__What you have to do__: Tally the lines of the data below that contain the string "label", with case counting, and give only the number.

Recorded data:
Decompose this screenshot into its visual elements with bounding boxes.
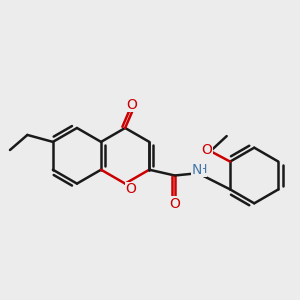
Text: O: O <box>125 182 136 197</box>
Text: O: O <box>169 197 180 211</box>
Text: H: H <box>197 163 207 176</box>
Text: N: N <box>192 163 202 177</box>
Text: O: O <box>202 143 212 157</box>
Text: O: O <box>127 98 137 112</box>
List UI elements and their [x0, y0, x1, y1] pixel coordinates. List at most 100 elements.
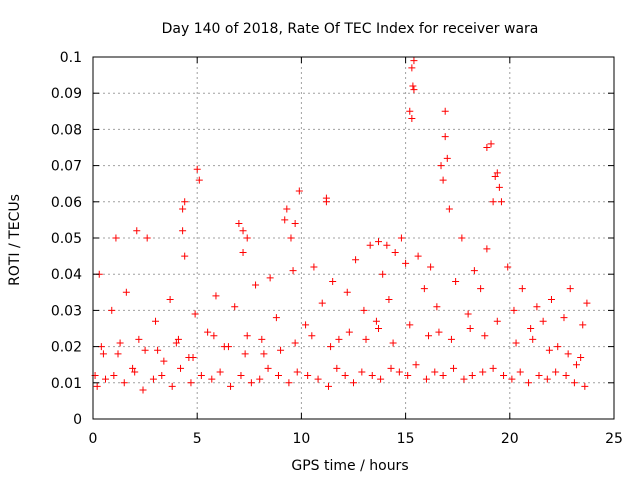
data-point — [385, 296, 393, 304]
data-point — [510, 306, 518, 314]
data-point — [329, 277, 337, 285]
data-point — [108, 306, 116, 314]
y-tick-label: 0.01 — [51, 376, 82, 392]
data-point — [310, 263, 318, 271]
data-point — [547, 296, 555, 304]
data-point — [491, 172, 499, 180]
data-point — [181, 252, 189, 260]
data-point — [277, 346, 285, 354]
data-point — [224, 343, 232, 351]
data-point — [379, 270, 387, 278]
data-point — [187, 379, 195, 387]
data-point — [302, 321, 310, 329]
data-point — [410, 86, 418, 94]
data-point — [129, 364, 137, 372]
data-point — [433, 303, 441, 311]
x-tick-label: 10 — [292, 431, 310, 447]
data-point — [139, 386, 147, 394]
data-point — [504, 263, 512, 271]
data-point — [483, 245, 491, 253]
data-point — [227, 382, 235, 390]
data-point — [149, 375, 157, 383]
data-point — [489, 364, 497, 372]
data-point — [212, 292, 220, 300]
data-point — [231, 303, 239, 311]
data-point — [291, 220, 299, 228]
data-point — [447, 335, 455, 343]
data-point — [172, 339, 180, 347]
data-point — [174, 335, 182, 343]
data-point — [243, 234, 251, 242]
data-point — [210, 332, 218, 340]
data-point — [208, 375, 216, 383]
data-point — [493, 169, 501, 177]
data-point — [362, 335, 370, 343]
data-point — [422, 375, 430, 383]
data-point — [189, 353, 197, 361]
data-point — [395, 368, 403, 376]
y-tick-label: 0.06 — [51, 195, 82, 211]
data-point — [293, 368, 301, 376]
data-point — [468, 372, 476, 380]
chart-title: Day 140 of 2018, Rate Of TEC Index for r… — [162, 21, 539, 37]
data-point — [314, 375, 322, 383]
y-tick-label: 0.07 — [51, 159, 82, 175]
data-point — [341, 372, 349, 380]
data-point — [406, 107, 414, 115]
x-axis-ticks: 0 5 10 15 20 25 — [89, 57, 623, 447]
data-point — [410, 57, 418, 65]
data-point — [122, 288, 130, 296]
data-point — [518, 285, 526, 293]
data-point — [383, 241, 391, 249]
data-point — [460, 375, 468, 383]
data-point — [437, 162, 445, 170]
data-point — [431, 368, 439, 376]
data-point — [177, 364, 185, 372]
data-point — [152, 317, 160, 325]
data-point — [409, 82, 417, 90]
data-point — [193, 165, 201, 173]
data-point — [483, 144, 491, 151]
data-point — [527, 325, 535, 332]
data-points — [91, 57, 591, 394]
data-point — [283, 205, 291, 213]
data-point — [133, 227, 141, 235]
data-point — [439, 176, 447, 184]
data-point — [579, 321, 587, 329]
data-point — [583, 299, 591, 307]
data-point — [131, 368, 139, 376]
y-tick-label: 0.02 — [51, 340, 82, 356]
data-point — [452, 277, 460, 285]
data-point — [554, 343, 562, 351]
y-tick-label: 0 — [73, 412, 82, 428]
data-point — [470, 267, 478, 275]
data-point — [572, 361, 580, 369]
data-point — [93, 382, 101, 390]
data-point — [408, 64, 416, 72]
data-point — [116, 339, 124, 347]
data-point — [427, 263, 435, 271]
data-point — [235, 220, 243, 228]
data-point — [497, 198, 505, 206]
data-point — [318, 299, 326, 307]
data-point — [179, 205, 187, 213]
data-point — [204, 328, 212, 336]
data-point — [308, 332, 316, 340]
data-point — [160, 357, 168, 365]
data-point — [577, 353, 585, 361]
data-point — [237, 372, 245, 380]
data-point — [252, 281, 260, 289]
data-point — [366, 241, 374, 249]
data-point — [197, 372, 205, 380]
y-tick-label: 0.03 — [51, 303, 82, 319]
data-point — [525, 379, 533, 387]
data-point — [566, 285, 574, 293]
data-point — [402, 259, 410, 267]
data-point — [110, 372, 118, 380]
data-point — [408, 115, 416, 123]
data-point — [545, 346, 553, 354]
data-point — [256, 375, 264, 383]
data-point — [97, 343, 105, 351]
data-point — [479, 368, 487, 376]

__Worked solution__: 7